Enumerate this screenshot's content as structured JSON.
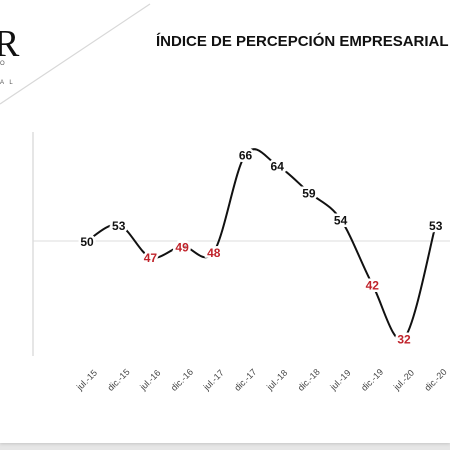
{
  "logo": {
    "letter": "R",
    "line1": "O",
    "line2": "A L"
  },
  "chart_data": {
    "type": "line",
    "title": "ÍNDICE DE PERCEPCIÓN EMPRESARIAL",
    "xlabel": "",
    "ylabel": "",
    "categories": [
      "jul.-15",
      "dic.-15",
      "jul.-16",
      "dic.-16",
      "jul.-17",
      "dic.-17",
      "jul.-18",
      "dic.-18",
      "jul.-19",
      "dic.-19",
      "jul.-20",
      "dic.-20"
    ],
    "series": [
      {
        "values": [
          50,
          53,
          47,
          49,
          48,
          66,
          64,
          59,
          54,
          42,
          32,
          53
        ]
      }
    ],
    "reference_line": 50,
    "ylim": [
      28,
      72
    ],
    "grid": false,
    "colors": {
      "line": "#111111",
      "label_above": "#111111",
      "label_below": "#c0232b",
      "reference": "#dddddd",
      "axis": "#cccccc"
    }
  }
}
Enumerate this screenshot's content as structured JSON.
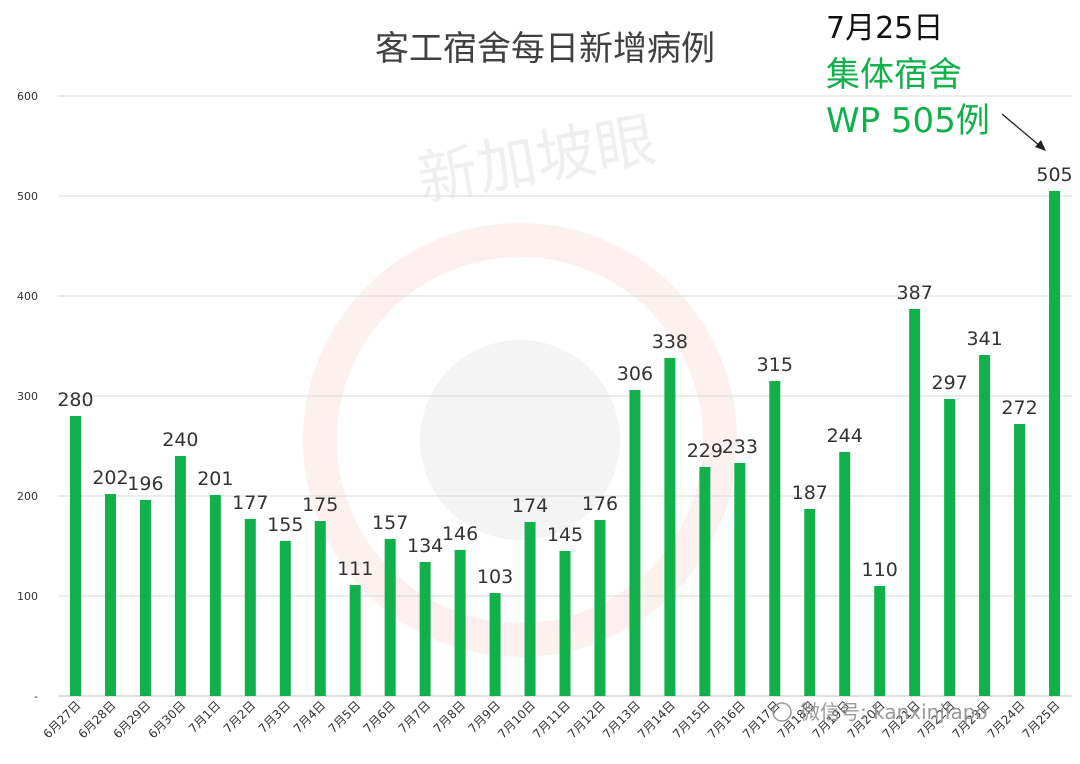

Stated task
The listing above must be printed again exactly, minus its pictures.

Answer to the exercise
Enumerate this screenshot's content as structured JSON.
{
  "logo": {
    "letter": "R",
    "line1": "O",
    "line2": "A L"
  },
  "chart_data": {
    "type": "line",
    "title": "ÍNDICE DE PERCEPCIÓN EMPRESARIAL",
    "xlabel": "",
    "ylabel": "",
    "categories": [
      "jul.-15",
      "dic.-15",
      "jul.-16",
      "dic.-16",
      "jul.-17",
      "dic.-17",
      "jul.-18",
      "dic.-18",
      "jul.-19",
      "dic.-19",
      "jul.-20",
      "dic.-20"
    ],
    "series": [
      {
        "values": [
          50,
          53,
          47,
          49,
          48,
          66,
          64,
          59,
          54,
          42,
          32,
          53
        ]
      }
    ],
    "reference_line": 50,
    "ylim": [
      28,
      72
    ],
    "grid": false,
    "colors": {
      "line": "#111111",
      "label_above": "#111111",
      "label_below": "#c0232b",
      "reference": "#dddddd",
      "axis": "#cccccc"
    }
  }
}
Enumerate this screenshot's content as structured JSON.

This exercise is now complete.